§ **THE EXERCISE**
Reproduce each line below verbatim, covering every entry.

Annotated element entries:
□ □ □ □

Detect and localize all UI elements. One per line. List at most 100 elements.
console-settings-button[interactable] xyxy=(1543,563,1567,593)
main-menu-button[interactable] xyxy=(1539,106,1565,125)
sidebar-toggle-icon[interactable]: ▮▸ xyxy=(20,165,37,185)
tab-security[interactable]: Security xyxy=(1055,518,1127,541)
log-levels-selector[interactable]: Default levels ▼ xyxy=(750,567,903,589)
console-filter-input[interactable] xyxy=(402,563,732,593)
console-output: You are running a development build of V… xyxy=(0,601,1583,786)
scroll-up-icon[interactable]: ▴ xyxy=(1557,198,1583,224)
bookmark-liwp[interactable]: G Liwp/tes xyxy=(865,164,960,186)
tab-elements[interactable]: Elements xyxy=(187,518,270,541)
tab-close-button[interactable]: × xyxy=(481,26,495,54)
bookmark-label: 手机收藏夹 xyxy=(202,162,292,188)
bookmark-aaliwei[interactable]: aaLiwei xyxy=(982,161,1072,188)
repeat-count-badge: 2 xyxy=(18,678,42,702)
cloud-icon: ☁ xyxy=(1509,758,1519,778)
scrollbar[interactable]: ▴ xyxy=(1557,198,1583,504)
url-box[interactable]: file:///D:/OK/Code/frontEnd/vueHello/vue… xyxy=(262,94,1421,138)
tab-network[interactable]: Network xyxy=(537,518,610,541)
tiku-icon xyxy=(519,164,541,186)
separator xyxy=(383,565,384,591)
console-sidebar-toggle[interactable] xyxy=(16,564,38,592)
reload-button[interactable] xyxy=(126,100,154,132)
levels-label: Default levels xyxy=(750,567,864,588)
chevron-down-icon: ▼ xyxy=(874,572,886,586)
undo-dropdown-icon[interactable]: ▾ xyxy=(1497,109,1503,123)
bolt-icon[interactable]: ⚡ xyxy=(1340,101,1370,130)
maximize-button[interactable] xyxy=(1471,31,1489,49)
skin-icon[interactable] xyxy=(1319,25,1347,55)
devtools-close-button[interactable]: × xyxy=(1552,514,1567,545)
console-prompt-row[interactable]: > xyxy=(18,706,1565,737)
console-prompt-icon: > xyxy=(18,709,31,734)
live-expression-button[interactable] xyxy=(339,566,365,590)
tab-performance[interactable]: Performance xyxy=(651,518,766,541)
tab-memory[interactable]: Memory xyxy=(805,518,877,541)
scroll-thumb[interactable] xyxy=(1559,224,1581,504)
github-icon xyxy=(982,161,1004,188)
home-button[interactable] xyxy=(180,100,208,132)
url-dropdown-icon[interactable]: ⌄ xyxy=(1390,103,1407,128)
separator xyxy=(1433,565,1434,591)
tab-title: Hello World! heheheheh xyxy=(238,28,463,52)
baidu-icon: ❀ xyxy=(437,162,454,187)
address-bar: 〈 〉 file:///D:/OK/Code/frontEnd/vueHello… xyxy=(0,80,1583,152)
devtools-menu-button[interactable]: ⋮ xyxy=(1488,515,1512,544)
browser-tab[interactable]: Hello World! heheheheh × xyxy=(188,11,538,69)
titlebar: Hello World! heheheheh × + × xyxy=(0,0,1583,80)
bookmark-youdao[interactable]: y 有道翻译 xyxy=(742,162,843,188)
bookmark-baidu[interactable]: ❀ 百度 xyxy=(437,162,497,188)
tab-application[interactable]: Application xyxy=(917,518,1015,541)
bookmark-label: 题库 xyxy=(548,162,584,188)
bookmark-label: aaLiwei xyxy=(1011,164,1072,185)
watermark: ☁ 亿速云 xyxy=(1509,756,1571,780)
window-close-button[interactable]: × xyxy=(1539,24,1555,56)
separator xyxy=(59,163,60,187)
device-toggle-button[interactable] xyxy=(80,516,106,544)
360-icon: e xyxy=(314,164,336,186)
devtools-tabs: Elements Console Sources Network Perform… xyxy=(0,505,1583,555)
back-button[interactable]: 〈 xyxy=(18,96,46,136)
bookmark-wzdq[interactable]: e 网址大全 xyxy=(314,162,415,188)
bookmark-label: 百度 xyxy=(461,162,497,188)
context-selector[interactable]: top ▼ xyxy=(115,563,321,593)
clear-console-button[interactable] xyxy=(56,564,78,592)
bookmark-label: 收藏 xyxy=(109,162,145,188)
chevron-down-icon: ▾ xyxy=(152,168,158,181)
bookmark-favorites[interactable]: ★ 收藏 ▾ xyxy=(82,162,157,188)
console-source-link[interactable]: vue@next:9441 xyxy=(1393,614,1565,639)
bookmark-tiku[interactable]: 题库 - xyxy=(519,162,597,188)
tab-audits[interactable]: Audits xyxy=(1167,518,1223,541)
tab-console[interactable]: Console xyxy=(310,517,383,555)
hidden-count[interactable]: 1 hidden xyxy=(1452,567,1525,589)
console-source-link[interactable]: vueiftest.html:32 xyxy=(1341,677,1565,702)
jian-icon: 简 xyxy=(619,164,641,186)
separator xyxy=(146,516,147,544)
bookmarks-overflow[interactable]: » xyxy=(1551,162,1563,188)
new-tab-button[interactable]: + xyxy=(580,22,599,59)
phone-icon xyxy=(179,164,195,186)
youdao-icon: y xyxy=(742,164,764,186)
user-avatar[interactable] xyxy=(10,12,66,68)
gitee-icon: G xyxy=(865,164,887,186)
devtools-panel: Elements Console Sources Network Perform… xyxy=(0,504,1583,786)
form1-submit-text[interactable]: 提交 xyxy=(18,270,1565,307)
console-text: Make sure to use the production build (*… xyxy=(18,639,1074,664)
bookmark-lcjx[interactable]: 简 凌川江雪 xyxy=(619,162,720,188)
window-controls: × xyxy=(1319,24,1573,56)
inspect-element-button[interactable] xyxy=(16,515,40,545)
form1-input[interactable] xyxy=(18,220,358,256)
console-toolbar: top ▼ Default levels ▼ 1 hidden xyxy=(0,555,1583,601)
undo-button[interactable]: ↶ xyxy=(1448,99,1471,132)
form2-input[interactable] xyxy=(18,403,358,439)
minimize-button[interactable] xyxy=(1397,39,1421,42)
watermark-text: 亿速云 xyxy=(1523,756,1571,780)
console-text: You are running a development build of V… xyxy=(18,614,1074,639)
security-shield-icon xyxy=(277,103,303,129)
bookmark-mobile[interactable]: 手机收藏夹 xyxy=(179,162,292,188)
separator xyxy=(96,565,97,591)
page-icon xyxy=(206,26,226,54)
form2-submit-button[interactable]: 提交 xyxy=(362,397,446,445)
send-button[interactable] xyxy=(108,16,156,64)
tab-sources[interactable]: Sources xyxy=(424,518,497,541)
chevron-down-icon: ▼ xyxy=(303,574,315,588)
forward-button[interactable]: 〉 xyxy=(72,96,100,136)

□ □ □ □

§ **RESULT OF THIS EXERCISE**
Detect and localize all UI elements. One per line. List at most 100 elements.
console-settings-button[interactable] xyxy=(1543,563,1567,593)
main-menu-button[interactable] xyxy=(1539,106,1565,125)
sidebar-toggle-icon[interactable]: ▮▸ xyxy=(20,165,37,185)
tab-security[interactable]: Security xyxy=(1055,518,1127,541)
log-levels-selector[interactable]: Default levels ▼ xyxy=(750,567,903,589)
console-filter-input[interactable] xyxy=(402,563,732,593)
console-output: You are running a development build of V… xyxy=(0,601,1583,786)
scroll-up-icon[interactable]: ▴ xyxy=(1557,198,1583,224)
bookmark-liwp[interactable]: G Liwp/tes xyxy=(865,164,960,186)
tab-elements[interactable]: Elements xyxy=(187,518,270,541)
tab-close-button[interactable]: × xyxy=(481,26,495,54)
bookmark-label: 手机收藏夹 xyxy=(202,162,292,188)
bookmark-aaliwei[interactable]: aaLiwei xyxy=(982,161,1072,188)
repeat-count-badge: 2 xyxy=(18,678,42,702)
cloud-icon: ☁ xyxy=(1509,758,1519,778)
scrollbar[interactable]: ▴ xyxy=(1557,198,1583,504)
url-box[interactable]: file:///D:/OK/Code/frontEnd/vueHello/vue… xyxy=(262,94,1421,138)
tab-network[interactable]: Network xyxy=(537,518,610,541)
tiku-icon xyxy=(519,164,541,186)
separator xyxy=(383,565,384,591)
console-sidebar-toggle[interactable] xyxy=(16,564,38,592)
reload-button[interactable] xyxy=(126,100,154,132)
levels-label: Default levels xyxy=(750,567,864,588)
chevron-down-icon: ▼ xyxy=(874,572,886,586)
undo-dropdown-icon[interactable]: ▾ xyxy=(1497,109,1503,123)
bolt-icon[interactable]: ⚡ xyxy=(1340,101,1370,130)
maximize-button[interactable] xyxy=(1471,31,1489,49)
skin-icon[interactable] xyxy=(1319,25,1347,55)
devtools-close-button[interactable]: × xyxy=(1552,514,1567,545)
console-prompt-row[interactable]: > xyxy=(18,706,1565,737)
console-prompt-icon: > xyxy=(18,709,31,734)
live-expression-button[interactable] xyxy=(339,566,365,590)
tab-performance[interactable]: Performance xyxy=(651,518,766,541)
tab-memory[interactable]: Memory xyxy=(805,518,877,541)
scroll-thumb[interactable] xyxy=(1559,224,1581,504)
github-icon xyxy=(982,161,1004,188)
home-button[interactable] xyxy=(180,100,208,132)
url-dropdown-icon[interactable]: ⌄ xyxy=(1390,103,1407,128)
separator xyxy=(1433,565,1434,591)
tab-title: Hello World! heheheheh xyxy=(238,28,463,52)
baidu-icon: ❀ xyxy=(437,162,454,187)
address-bar: 〈 〉 file:///D:/OK/Code/frontEnd/vueHello… xyxy=(0,80,1583,152)
devtools-menu-button[interactable]: ⋮ xyxy=(1488,515,1512,544)
browser-tab[interactable]: Hello World! heheheheh × xyxy=(188,11,538,69)
titlebar: Hello World! heheheheh × + × xyxy=(0,0,1583,80)
bookmark-youdao[interactable]: y 有道翻译 xyxy=(742,162,843,188)
bookmark-baidu[interactable]: ❀ 百度 xyxy=(437,162,497,188)
tab-application[interactable]: Application xyxy=(917,518,1015,541)
bookmark-label: 题库 xyxy=(548,162,584,188)
bookmark-label: aaLiwei xyxy=(1011,164,1072,185)
watermark: ☁ 亿速云 xyxy=(1509,756,1571,780)
window-close-button[interactable]: × xyxy=(1539,24,1555,56)
separator xyxy=(59,163,60,187)
device-toggle-button[interactable] xyxy=(80,516,106,544)
360-icon: e xyxy=(314,164,336,186)
devtools-tabs: Elements Console Sources Network Perform… xyxy=(0,505,1583,555)
back-button[interactable]: 〈 xyxy=(18,96,46,136)
bookmark-wzdq[interactable]: e 网址大全 xyxy=(314,162,415,188)
bookmark-label: 百度 xyxy=(461,162,497,188)
context-selector[interactable]: top ▼ xyxy=(115,563,321,593)
clear-console-button[interactable] xyxy=(56,564,78,592)
bookmark-label: 收藏 xyxy=(109,162,145,188)
chevron-down-icon: ▾ xyxy=(152,168,158,181)
bookmark-favorites[interactable]: ★ 收藏 ▾ xyxy=(82,162,157,188)
console-source-link[interactable]: vue@next:9441 xyxy=(1393,614,1565,639)
bookmark-tiku[interactable]: 题库 - xyxy=(519,162,597,188)
tab-audits[interactable]: Audits xyxy=(1167,518,1223,541)
tab-console[interactable]: Console xyxy=(310,517,383,555)
hidden-count[interactable]: 1 hidden xyxy=(1452,567,1525,589)
console-source-link[interactable]: vueiftest.html:32 xyxy=(1341,677,1565,702)
jian-icon: 简 xyxy=(619,164,641,186)
separator xyxy=(146,516,147,544)
bookmarks-overflow[interactable]: » xyxy=(1551,162,1563,188)
new-tab-button[interactable]: + xyxy=(580,22,599,59)
phone-icon xyxy=(179,164,195,186)
youdao-icon: y xyxy=(742,164,764,186)
user-avatar[interactable] xyxy=(10,12,66,68)
gitee-icon: G xyxy=(865,164,887,186)
devtools-panel: Elements Console Sources Network Perform… xyxy=(0,504,1583,786)
form1-submit-text[interactable]: 提交 xyxy=(18,270,1565,307)
console-text: Make sure to use the production build (*… xyxy=(18,639,1074,664)
bookmark-lcjx[interactable]: 简 凌川江雪 xyxy=(619,162,720,188)
window-controls: × xyxy=(1319,24,1573,56)
inspect-element-button[interactable] xyxy=(16,515,40,545)
form1-input[interactable] xyxy=(18,220,358,256)
console-toolbar: top ▼ Default levels ▼ 1 hidden xyxy=(0,555,1583,601)
undo-button[interactable]: ↶ xyxy=(1448,99,1471,132)
form2-input[interactable] xyxy=(18,403,358,439)
minimize-button[interactable] xyxy=(1397,39,1421,42)
watermark-text: 亿速云 xyxy=(1523,756,1571,780)
console-text: You are running a development build of V… xyxy=(18,614,1074,639)
security-shield-icon xyxy=(277,103,303,129)
bookmark-mobile[interactable]: 手机收藏夹 xyxy=(179,162,292,188)
separator xyxy=(96,565,97,591)
page-icon xyxy=(206,26,226,54)
form2-submit-button[interactable]: 提交 xyxy=(362,397,446,445)
send-button[interactable] xyxy=(108,16,156,64)
tab-sources[interactable]: Sources xyxy=(424,518,497,541)
chevron-down-icon: ▼ xyxy=(303,574,315,588)
forward-button[interactable]: 〉 xyxy=(72,96,100,136)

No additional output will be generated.